## [SET PROBLEM]
Exactly as written, quote every line that follows, skipping the images.

## [Some records]
***

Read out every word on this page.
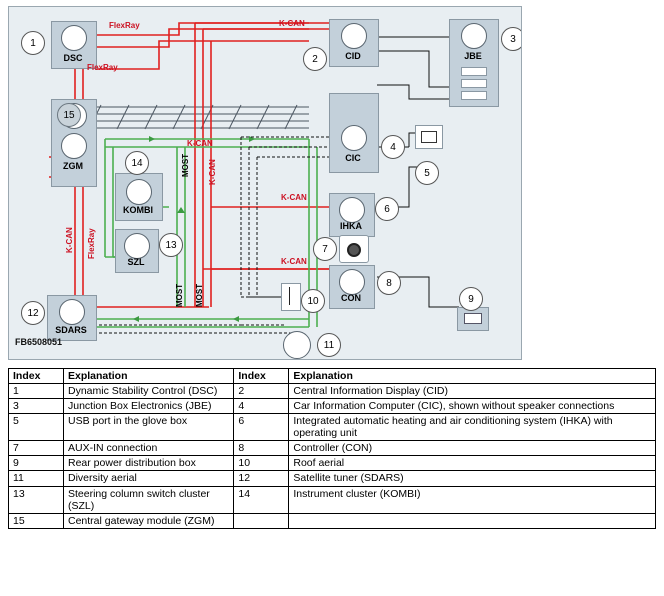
DSC
ZGM
KOMBI
SZL
SDARS
CID
CIC
IHKA
CON
JBE
FlexRay
FlexRay
FlexRay
K-CAN
K-CAN
K-CAN
K-CAN
K-CAN
K-CAN
MOST
MOST MOST
1
2
3
4
5
6
7
8
9
10
11
12
13
14
15
FB6508051
Index	Explanation	Index	Explanation
1	Dynamic Stability Control (DSC)	2	Central Information Display (CID)
3	Junction Box Electronics (JBE)	4	Car Information Computer (CIC), shown without speaker connections
5	USB port in the glove box	6	Integrated automatic heating and air conditioning system (IHKA) with operating unit
7	AUX-IN connection	8	Controller (CON)
9	Rear power distribution box	10	Roof aerial
11	Diversity aerial	12	Satellite tuner (SDARS)
13	Steering column switch cluster (SZL)	14	Instrument cluster (KOMBI)
15	Central gateway module (ZGM)		
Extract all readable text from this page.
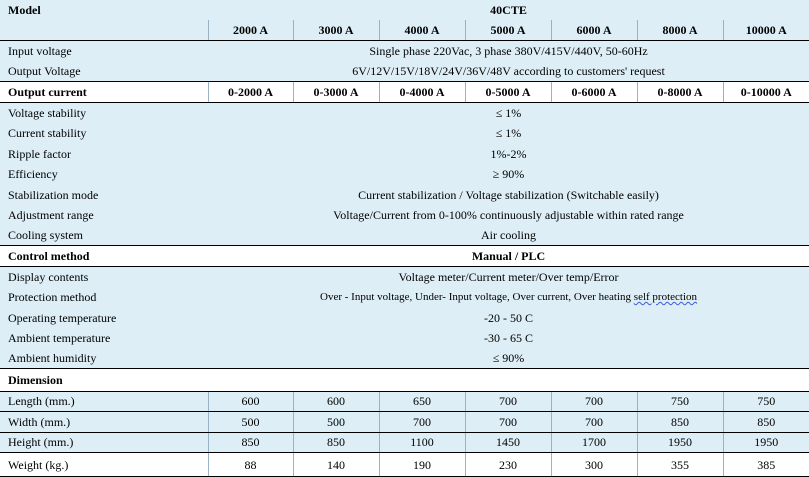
Model	40CTE						
	2000 A	3000 A	4000 A	5000 A	6000 A	8000 A	10000 A
Input voltage	Single phase 220Vac, 3 phase 380V/415V/440V, 50-60Hz						
Output Voltage	6V/12V/15V/18V/24V/36V/48V according to customers' request						
Output current	0-2000 A	0-3000 A	0-4000 A	0-5000 A	0-6000 A	0-8000 A	0-10000 A
Voltage stability	≤ 1%						
Current stability	≤ 1%						
Ripple factor	1%-2%						
Efficiency	≥ 90%						
Stabilization mode	Current stabilization / Voltage stabilization (Switchable easily)						
Adjustment range	Voltage/Current from 0-100% continuously adjustable within rated range						
Cooling system	Air cooling						
Control method	Manual / PLC						
Display contents	Voltage meter/Current meter/Over temp/Error						
Protection method	Over - Input voltage, Under- Input voltage, Over current, Over heating self protection						
Operating temperature	-20 - 50 C						
Ambient temperature	-30 - 65 C						
Ambient humidity	≤ 90%						
Dimension							
Length (mm.)	600	600	650	700	700	750	750
Width (mm.)	500	500	700	700	700	850	850
Height (mm.)	850	850	1100	1450	1700	1950	1950
Weight (kg.)	88	140	190	230	300	355	385
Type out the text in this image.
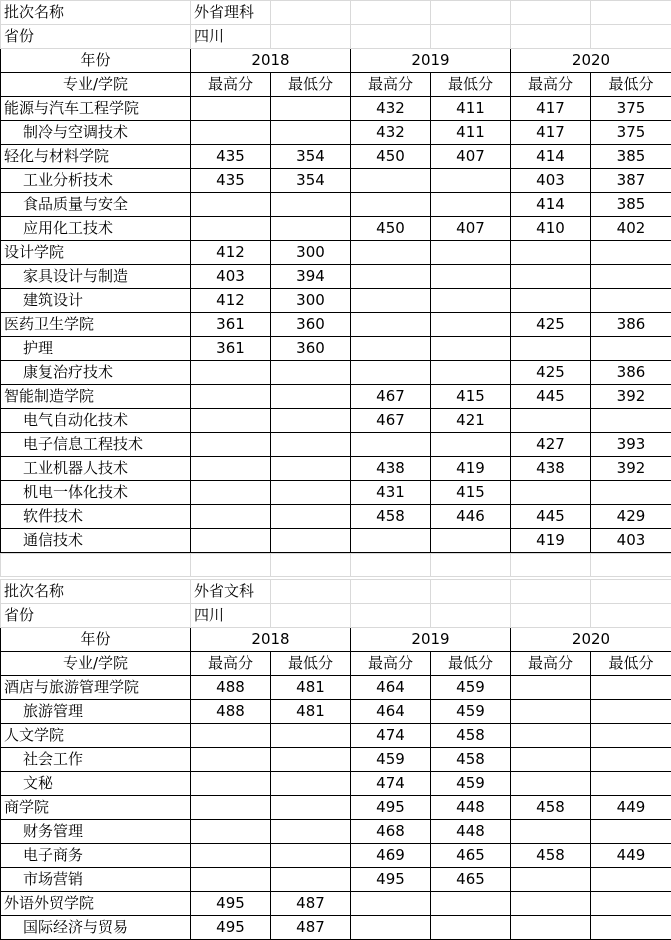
批次名称	外省理科					
省份	四川					
年份	2018		2019		2020	
专业/学院	最高分	最低分	最高分	最低分	最高分	最低分
能源与汽车工程学院			432	411	417	375
制冷与空调技术			432	411	417	375
轻化与材料学院	435	354	450	407	414	385
工业分析技术	435	354			403	387
食品质量与安全					414	385
应用化工技术			450	407	410	402
设计学院	412	300				
家具设计与制造	403	394				
建筑设计	412	300				
医药卫生学院	361	360			425	386
护理	361	360				
康复治疗技术					425	386
智能制造学院			467	415	445	392
电气自动化技术			467	421		
电子信息工程技术					427	393
工业机器人技术			438	419	438	392
机电一体化技术			431	415		
软件技术			458	446	445	429
通信技术					419	403

批次名称	外省文科					
省份	四川					
年份	2018		2019		2020	
专业/学院	最高分	最低分	最高分	最低分	最高分	最低分
酒店与旅游管理学院	488	481	464	459		
旅游管理	488	481	464	459		
人文学院			474	458		
社会工作			459	458		
文秘			474	459		
商学院			495	448	458	449
财务管理			468	448		
电子商务			469	465	458	449
市场营销			495	465		
外语外贸学院	495	487				
国际经济与贸易	495	487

***

## [WORKED ANSWER]
Read out every word on this page.
DSC
ZGM
KOMBI
SZL
SDARS
CID
CIC
IHKA
CON
JBE
FlexRay
FlexRay
FlexRay
K-CAN
K-CAN
K-CAN
K-CAN
K-CAN
K-CAN
MOST
MOST MOST
1
2
3
4
5
6
7
8
9
10
11
12
13
14
15
FB6508051
Index	Explanation	Index	Explanation
1	Dynamic Stability Control (DSC)	2	Central Information Display (CID)
3	Junction Box Electronics (JBE)	4	Car Information Computer (CIC), shown without speaker connections
5	USB port in the glove box	6	Integrated automatic heating and air conditioning system (IHKA) with operating unit
7	AUX-IN connection	8	Controller (CON)
9	Rear power distribution box	10	Roof aerial
11	Diversity aerial	12	Satellite tuner (SDARS)
13	Steering column switch cluster (SZL)	14	Instrument cluster (KOMBI)
15	Central gateway module (ZGM)		
Extract all readable text from this page.
Model	40CTE						
	2000 A	3000 A	4000 A	5000 A	6000 A	8000 A	10000 A
Input voltage	Single phase 220Vac, 3 phase 380V/415V/440V, 50-60Hz						
Output Voltage	6V/12V/15V/18V/24V/36V/48V according to customers' request						
Output current	0-2000 A	0-3000 A	0-4000 A	0-5000 A	0-6000 A	0-8000 A	0-10000 A
Voltage stability	≤ 1%						
Current stability	≤ 1%						
Ripple factor	1%-2%						
Efficiency	≥ 90%						
Stabilization mode	Current stabilization / Voltage stabilization (Switchable easily)						
Adjustment range	Voltage/Current from 0-100% continuously adjustable within rated range						
Cooling system	Air cooling						
Control method	Manual / PLC						
Display contents	Voltage meter/Current meter/Over temp/Error						
Protection method	Over - Input voltage, Under- Input voltage, Over current, Over heating self protection						
Operating temperature	-20 - 50 C						
Ambient temperature	-30 - 65 C						
Ambient humidity	≤ 90%						
Dimension							
Length (mm.)	600	600	650	700	700	750	750
Width (mm.)	500	500	700	700	700	850	850
Height (mm.)	850	850	1100	1450	1700	1950	1950
Weight (kg.)	88	140	190	230	300	355	385
Type out the text in this image.
批次名称	外省理科					
省份	四川					
年份	2018		2019		2020	
专业/学院	最高分	最低分	最高分	最低分	最高分	最低分
能源与汽车工程学院			432	411	417	375
制冷与空调技术			432	411	417	375
轻化与材料学院	435	354	450	407	414	385
工业分析技术	435	354			403	387
食品质量与安全					414	385
应用化工技术			450	407	410	402
设计学院	412	300				
家具设计与制造	403	394				
建筑设计	412	300				
医药卫生学院	361	360			425	386
护理	361	360				
康复治疗技术					425	386
智能制造学院			467	415	445	392
电气自动化技术			467	421		
电子信息工程技术					427	393
工业机器人技术			438	419	438	392
机电一体化技术			431	415		
软件技术			458	446	445	429
通信技术					419	403

批次名称	外省文科					
省份	四川					
年份	2018		2019		2020	
专业/学院	最高分	最低分	最高分	最低分	最高分	最低分
酒店与旅游管理学院	488	481	464	459		
旅游管理	488	481	464	459		
人文学院			474	458		
社会工作			459	458		
文秘			474	459		
商学院			495	448	458	449
财务管理			468	448		
电子商务			469	465	458	449
市场营销			495	465		
外语外贸学院	495	487				
国际经济与贸易	495	487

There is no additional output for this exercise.